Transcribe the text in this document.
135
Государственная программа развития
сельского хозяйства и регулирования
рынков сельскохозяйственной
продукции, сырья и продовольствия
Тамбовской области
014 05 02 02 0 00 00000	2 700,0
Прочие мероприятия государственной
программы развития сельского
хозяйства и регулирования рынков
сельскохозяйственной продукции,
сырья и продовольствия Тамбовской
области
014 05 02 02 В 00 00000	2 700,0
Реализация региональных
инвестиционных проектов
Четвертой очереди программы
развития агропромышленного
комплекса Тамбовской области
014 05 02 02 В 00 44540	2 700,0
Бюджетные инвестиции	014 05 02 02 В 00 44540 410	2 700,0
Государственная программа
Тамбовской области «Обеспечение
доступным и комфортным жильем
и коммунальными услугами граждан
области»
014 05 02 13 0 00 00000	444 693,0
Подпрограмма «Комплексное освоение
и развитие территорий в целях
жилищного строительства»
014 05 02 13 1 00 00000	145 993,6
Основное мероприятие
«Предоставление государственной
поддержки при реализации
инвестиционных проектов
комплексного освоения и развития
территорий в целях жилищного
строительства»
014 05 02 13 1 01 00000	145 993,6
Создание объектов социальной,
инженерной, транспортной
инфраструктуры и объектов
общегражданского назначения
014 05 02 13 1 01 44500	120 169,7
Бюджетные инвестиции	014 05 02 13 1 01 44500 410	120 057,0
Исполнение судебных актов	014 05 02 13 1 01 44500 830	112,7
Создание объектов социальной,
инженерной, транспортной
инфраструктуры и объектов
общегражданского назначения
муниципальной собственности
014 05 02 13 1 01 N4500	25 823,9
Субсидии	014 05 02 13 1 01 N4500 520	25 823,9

═══

* [EXERCISE OBJECTIVE]: Track down every line holding the string "государственной" and copy it.

* [SOLUTION BELOW]:
Прочие мероприятия государственной
«Предоставление государственной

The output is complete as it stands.